## WHAT TO WORK ON
Extract each line from the entries below that has the string "snapshot" in it.

Begin

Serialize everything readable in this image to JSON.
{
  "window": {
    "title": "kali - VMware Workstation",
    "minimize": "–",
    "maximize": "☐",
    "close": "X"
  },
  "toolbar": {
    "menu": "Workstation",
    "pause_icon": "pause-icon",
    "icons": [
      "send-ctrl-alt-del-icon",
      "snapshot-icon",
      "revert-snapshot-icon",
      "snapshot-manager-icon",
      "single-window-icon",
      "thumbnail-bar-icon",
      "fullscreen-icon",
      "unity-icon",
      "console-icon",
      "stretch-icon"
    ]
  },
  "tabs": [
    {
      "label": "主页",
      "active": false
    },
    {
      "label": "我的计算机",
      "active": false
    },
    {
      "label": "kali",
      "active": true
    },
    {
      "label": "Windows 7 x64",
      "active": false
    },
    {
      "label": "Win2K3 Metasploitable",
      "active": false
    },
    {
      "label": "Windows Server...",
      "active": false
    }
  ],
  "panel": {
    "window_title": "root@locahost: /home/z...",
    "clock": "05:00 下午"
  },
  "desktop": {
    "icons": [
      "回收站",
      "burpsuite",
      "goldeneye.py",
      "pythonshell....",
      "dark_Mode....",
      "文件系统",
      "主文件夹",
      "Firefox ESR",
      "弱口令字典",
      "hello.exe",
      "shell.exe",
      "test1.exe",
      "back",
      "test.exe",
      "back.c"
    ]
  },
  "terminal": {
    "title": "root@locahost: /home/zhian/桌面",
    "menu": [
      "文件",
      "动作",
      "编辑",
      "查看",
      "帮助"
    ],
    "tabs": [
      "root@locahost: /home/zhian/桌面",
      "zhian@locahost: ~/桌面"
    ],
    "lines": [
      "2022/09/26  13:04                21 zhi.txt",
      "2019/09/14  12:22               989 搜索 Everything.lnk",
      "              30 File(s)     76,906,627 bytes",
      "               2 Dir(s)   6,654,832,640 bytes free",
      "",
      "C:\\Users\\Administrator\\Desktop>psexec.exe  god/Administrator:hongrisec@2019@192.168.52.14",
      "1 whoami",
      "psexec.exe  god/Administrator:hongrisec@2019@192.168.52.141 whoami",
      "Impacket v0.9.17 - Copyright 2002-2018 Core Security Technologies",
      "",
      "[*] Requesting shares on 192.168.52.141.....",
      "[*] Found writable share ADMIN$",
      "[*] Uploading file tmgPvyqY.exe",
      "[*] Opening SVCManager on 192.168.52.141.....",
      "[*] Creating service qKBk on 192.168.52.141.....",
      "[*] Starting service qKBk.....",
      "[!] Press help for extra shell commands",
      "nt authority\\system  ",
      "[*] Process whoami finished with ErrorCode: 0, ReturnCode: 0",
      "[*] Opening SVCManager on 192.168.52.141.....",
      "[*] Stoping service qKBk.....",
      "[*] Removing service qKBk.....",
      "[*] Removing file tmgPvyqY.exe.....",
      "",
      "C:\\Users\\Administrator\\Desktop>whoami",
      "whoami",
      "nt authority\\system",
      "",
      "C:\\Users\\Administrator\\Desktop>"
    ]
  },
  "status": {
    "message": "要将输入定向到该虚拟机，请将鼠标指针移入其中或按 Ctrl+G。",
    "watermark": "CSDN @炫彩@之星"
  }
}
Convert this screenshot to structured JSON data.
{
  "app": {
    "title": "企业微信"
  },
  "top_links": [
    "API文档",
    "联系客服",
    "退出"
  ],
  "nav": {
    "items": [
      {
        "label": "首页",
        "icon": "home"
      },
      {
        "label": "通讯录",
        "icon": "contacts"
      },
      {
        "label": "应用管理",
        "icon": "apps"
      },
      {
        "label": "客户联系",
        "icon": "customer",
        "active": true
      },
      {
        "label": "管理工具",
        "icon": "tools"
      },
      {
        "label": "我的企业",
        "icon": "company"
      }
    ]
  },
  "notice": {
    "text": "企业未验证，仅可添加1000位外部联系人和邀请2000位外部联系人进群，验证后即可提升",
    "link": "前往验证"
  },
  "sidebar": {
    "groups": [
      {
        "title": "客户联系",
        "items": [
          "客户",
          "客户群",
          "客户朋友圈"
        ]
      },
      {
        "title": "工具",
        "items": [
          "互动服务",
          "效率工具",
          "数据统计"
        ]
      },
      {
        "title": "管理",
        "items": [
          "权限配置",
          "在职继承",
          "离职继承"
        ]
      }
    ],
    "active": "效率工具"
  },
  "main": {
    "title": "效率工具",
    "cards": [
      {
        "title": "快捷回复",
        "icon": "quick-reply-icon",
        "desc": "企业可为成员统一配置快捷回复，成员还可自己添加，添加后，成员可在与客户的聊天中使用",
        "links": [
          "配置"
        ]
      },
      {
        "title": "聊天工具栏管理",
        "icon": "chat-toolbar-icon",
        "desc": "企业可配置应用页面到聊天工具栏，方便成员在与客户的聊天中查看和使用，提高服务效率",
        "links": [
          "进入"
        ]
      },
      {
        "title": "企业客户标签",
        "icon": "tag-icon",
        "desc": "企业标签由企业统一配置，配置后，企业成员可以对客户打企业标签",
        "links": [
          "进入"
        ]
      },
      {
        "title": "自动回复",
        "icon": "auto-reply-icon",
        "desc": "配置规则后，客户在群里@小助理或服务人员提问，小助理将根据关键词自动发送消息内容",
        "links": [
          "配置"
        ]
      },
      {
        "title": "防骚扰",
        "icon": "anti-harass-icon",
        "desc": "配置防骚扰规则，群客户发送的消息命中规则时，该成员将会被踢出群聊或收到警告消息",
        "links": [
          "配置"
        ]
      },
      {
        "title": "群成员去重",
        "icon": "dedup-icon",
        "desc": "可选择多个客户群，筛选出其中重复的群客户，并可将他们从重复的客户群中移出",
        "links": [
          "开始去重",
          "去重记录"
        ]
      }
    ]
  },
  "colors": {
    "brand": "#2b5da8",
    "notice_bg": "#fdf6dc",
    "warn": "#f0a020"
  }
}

End

## THE SOLUTION
      "snapshot-icon",
      "revert-snapshot-icon",
      "snapshot-manager-icon",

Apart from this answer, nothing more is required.